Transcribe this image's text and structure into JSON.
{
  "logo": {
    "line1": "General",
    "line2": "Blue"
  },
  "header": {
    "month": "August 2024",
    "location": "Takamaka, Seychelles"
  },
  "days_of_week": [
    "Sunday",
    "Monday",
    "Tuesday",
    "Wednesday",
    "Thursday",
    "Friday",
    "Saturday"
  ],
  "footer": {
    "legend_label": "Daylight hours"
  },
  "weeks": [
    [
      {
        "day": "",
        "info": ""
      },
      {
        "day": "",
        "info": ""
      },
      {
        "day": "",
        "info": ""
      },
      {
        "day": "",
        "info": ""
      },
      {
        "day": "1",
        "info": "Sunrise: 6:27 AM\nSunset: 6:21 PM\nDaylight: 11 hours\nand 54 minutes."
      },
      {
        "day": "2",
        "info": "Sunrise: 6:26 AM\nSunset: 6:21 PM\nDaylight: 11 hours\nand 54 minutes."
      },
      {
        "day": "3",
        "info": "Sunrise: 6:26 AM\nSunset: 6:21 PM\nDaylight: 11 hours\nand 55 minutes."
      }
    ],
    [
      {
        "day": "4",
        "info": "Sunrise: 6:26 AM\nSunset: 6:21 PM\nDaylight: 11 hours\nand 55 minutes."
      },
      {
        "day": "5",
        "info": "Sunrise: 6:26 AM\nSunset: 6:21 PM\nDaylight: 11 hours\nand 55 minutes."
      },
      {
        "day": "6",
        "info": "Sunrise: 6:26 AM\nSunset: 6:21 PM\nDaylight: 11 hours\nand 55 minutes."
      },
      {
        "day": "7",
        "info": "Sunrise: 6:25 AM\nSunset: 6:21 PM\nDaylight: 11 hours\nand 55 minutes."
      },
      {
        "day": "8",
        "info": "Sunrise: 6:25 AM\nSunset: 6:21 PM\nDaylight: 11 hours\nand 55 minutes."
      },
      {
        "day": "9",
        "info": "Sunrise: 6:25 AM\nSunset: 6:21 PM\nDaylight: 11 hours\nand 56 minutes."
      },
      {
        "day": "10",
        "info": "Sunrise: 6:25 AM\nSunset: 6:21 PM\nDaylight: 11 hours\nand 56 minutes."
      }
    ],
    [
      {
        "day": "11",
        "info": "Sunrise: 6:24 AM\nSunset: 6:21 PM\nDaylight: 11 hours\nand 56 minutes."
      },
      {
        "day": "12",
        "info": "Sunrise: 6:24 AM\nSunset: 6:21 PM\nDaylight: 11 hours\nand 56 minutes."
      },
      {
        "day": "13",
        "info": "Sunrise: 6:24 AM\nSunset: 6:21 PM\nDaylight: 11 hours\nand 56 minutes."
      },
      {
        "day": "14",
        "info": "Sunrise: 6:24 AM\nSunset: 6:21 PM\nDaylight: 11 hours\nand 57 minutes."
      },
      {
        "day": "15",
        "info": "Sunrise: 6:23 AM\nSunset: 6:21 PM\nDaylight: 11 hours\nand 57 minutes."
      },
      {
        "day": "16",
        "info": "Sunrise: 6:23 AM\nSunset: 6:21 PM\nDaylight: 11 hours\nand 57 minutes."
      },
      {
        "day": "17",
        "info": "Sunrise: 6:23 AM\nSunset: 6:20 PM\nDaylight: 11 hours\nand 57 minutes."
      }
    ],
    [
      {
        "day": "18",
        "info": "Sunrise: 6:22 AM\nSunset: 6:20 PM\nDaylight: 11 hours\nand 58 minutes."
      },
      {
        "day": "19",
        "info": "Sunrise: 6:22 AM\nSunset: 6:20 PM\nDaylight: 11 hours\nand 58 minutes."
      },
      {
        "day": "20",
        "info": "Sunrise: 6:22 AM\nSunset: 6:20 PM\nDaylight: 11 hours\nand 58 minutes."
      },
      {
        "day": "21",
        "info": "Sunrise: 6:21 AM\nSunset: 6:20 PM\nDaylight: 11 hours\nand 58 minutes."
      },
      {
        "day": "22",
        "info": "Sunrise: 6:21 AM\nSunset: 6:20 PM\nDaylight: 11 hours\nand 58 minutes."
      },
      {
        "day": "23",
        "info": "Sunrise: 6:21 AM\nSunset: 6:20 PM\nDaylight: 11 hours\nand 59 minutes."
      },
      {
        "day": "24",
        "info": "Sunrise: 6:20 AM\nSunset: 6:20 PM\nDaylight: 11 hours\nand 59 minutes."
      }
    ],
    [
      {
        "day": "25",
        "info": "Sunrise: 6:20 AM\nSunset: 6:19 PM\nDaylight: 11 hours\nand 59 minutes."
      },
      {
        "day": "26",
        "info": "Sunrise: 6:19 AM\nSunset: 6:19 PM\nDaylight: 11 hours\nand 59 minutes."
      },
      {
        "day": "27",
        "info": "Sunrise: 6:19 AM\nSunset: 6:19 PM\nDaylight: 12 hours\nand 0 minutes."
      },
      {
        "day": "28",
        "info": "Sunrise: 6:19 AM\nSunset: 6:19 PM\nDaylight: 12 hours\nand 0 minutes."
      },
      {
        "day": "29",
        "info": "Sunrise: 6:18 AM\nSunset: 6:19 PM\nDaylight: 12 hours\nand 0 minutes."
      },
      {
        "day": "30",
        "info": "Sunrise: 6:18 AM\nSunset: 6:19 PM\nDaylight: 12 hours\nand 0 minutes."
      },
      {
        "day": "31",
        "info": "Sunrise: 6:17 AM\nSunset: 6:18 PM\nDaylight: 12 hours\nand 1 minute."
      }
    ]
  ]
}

Written request
Reproduce the data in its entirety, matching each character.

Solution for this exercise
Transcribe this image's text and structure into JSON.
{
  "logo": {
    "line1": "General",
    "line2": "Blue"
  },
  "header": {
    "month": "August 2024",
    "location": "Takamaka, Seychelles"
  },
  "days_of_week": [
    "Sunday",
    "Monday",
    "Tuesday",
    "Wednesday",
    "Thursday",
    "Friday",
    "Saturday"
  ],
  "footer": {
    "legend_label": "Daylight hours"
  },
  "weeks": [
    [
      {
        "day": "",
        "info": ""
      },
      {
        "day": "",
        "info": ""
      },
      {
        "day": "",
        "info": ""
      },
      {
        "day": "",
        "info": ""
      },
      {
        "day": "1",
        "info": "Sunrise: 6:27 AM\nSunset: 6:21 PM\nDaylight: 11 hours\nand 54 minutes."
      },
      {
        "day": "2",
        "info": "Sunrise: 6:26 AM\nSunset: 6:21 PM\nDaylight: 11 hours\nand 54 minutes."
      },
      {
        "day": "3",
        "info": "Sunrise: 6:26 AM\nSunset: 6:21 PM\nDaylight: 11 hours\nand 55 minutes."
      }
    ],
    [
      {
        "day": "4",
        "info": "Sunrise: 6:26 AM\nSunset: 6:21 PM\nDaylight: 11 hours\nand 55 minutes."
      },
      {
        "day": "5",
        "info": "Sunrise: 6:26 AM\nSunset: 6:21 PM\nDaylight: 11 hours\nand 55 minutes."
      },
      {
        "day": "6",
        "info": "Sunrise: 6:26 AM\nSunset: 6:21 PM\nDaylight: 11 hours\nand 55 minutes."
      },
      {
        "day": "7",
        "info": "Sunrise: 6:25 AM\nSunset: 6:21 PM\nDaylight: 11 hours\nand 55 minutes."
      },
      {
        "day": "8",
        "info": "Sunrise: 6:25 AM\nSunset: 6:21 PM\nDaylight: 11 hours\nand 55 minutes."
      },
      {
        "day": "9",
        "info": "Sunrise: 6:25 AM\nSunset: 6:21 PM\nDaylight: 11 hours\nand 56 minutes."
      },
      {
        "day": "10",
        "info": "Sunrise: 6:25 AM\nSunset: 6:21 PM\nDaylight: 11 hours\nand 56 minutes."
      }
    ],
    [
      {
        "day": "11",
        "info": "Sunrise: 6:24 AM\nSunset: 6:21 PM\nDaylight: 11 hours\nand 56 minutes."
      },
      {
        "day": "12",
        "info": "Sunrise: 6:24 AM\nSunset: 6:21 PM\nDaylight: 11 hours\nand 56 minutes."
      },
      {
        "day": "13",
        "info": "Sunrise: 6:24 AM\nSunset: 6:21 PM\nDaylight: 11 hours\nand 56 minutes."
      },
      {
        "day": "14",
        "info": "Sunrise: 6:24 AM\nSunset: 6:21 PM\nDaylight: 11 hours\nand 57 minutes."
      },
      {
        "day": "15",
        "info": "Sunrise: 6:23 AM\nSunset: 6:21 PM\nDaylight: 11 hours\nand 57 minutes."
      },
      {
        "day": "16",
        "info": "Sunrise: 6:23 AM\nSunset: 6:21 PM\nDaylight: 11 hours\nand 57 minutes."
      },
      {
        "day": "17",
        "info": "Sunrise: 6:23 AM\nSunset: 6:20 PM\nDaylight: 11 hours\nand 57 minutes."
      }
    ],
    [
      {
        "day": "18",
        "info": "Sunrise: 6:22 AM\nSunset: 6:20 PM\nDaylight: 11 hours\nand 58 minutes."
      },
      {
        "day": "19",
        "info": "Sunrise: 6:22 AM\nSunset: 6:20 PM\nDaylight: 11 hours\nand 58 minutes."
      },
      {
        "day": "20",
        "info": "Sunrise: 6:22 AM\nSunset: 6:20 PM\nDaylight: 11 hours\nand 58 minutes."
      },
      {
        "day": "21",
        "info": "Sunrise: 6:21 AM\nSunset: 6:20 PM\nDaylight: 11 hours\nand 58 minutes."
      },
      {
        "day": "22",
        "info": "Sunrise: 6:21 AM\nSunset: 6:20 PM\nDaylight: 11 hours\nand 58 minutes."
      },
      {
        "day": "23",
        "info": "Sunrise: 6:21 AM\nSunset: 6:20 PM\nDaylight: 11 hours\nand 59 minutes."
      },
      {
        "day": "24",
        "info": "Sunrise: 6:20 AM\nSunset: 6:20 PM\nDaylight: 11 hours\nand 59 minutes."
      }
    ],
    [
      {
        "day": "25",
        "info": "Sunrise: 6:20 AM\nSunset: 6:19 PM\nDaylight: 11 hours\nand 59 minutes."
      },
      {
        "day": "26",
        "info": "Sunrise: 6:19 AM\nSunset: 6:19 PM\nDaylight: 11 hours\nand 59 minutes."
      },
      {
        "day": "27",
        "info": "Sunrise: 6:19 AM\nSunset: 6:19 PM\nDaylight: 12 hours\nand 0 minutes."
      },
      {
        "day": "28",
        "info": "Sunrise: 6:19 AM\nSunset: 6:19 PM\nDaylight: 12 hours\nand 0 minutes."
      },
      {
        "day": "29",
        "info": "Sunrise: 6:18 AM\nSunset: 6:19 PM\nDaylight: 12 hours\nand 0 minutes."
      },
      {
        "day": "30",
        "info": "Sunrise: 6:18 AM\nSunset: 6:19 PM\nDaylight: 12 hours\nand 0 minutes."
      },
      {
        "day": "31",
        "info": "Sunrise: 6:17 AM\nSunset: 6:18 PM\nDaylight: 12 hours\nand 1 minute."
      }
    ]
  ]
}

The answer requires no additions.